::: Bloco de texto :::

Sociedade / Comportamento
Censo revela crescimento dos ‘sem religião’ no Brasil: fé em Deus, mas sem vínculo com igrejas
Número de brasileiros sem religião sobe para 9,3%, segundo IBGE, impulsionado por jovens, redes sociais e rejeição às instituições religiosas
16/06/2025
08:00
NAOM
DA REDAÇÃO
©DIVULGAÇÃO
O Censo 2022 revelou que o número de brasileiros que se declaram “sem religião” continua crescendo. Atualmente, eles representam 9,3% da população, contra 7,9% em 2010. Apesar do termo, a maioria desse grupo não se identifica como ateu ou agnóstico, mas sim como pessoas que acreditam em Deus, em uma força superior ou em princípios espirituais, sem necessariamente estar ligada a uma igreja ou instituição religiosa.
O fenômeno reflete uma mudança cultural no país, segundo especialistas da Harvard Medical School, do IBGE e do Instituto de Estudos da Religião (ISER). A busca por espiritualidade tem se tornado mais individualizada, livre e fora dos moldes tradicionais, especialmente entre os mais jovens.

::: Material fornecido :::

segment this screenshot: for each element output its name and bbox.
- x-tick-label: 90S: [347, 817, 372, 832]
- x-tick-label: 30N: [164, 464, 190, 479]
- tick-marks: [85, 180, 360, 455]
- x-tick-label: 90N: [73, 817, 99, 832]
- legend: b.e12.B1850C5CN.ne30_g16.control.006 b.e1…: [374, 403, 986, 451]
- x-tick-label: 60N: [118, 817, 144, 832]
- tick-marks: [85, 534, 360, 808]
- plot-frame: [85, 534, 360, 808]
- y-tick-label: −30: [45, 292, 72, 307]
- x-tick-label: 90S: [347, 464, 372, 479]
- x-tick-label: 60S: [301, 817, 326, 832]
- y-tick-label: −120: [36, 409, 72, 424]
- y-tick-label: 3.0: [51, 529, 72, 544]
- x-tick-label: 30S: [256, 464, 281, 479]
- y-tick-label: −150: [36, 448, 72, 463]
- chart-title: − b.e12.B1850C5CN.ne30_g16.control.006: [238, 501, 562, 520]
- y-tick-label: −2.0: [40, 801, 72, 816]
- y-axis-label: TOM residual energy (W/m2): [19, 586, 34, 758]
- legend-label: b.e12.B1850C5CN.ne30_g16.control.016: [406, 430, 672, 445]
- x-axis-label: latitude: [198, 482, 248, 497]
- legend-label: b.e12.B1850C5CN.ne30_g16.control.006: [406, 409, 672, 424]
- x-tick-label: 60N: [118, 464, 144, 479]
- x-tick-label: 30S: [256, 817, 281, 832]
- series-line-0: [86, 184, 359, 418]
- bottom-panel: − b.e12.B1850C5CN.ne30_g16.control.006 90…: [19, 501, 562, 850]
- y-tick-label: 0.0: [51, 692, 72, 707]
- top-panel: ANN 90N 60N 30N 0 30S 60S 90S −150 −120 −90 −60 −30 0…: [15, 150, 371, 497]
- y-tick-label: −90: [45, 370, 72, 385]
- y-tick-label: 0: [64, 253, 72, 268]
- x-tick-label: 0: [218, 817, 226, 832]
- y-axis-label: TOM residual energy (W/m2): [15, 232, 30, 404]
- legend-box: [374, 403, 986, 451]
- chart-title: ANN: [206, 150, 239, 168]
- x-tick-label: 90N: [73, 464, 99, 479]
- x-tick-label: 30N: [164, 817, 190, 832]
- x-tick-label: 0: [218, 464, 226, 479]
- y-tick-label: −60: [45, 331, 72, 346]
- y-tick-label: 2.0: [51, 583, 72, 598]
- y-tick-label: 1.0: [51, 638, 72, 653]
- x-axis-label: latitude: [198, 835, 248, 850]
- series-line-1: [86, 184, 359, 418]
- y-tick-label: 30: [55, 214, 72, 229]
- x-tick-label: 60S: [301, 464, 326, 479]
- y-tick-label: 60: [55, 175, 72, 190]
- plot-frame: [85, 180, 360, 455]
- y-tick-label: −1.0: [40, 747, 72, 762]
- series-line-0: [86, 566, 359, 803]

:::

» **A fazer**
Por favor, transcreva da matéria sobre o Censo tudo o que vai de "O fenômeno reflete" até "os mais jovens.".

» **Solução do exercício**
O fenômeno reflete uma mudança cultural no país, segundo especialistas da Harvard Medical School, do IBGE e do Instituto de Estudos da Religião (ISER). A busca por espiritualidade tem se tornado mais individualizada, livre e fora dos moldes tradicionais, especialmente entre os mais jovens.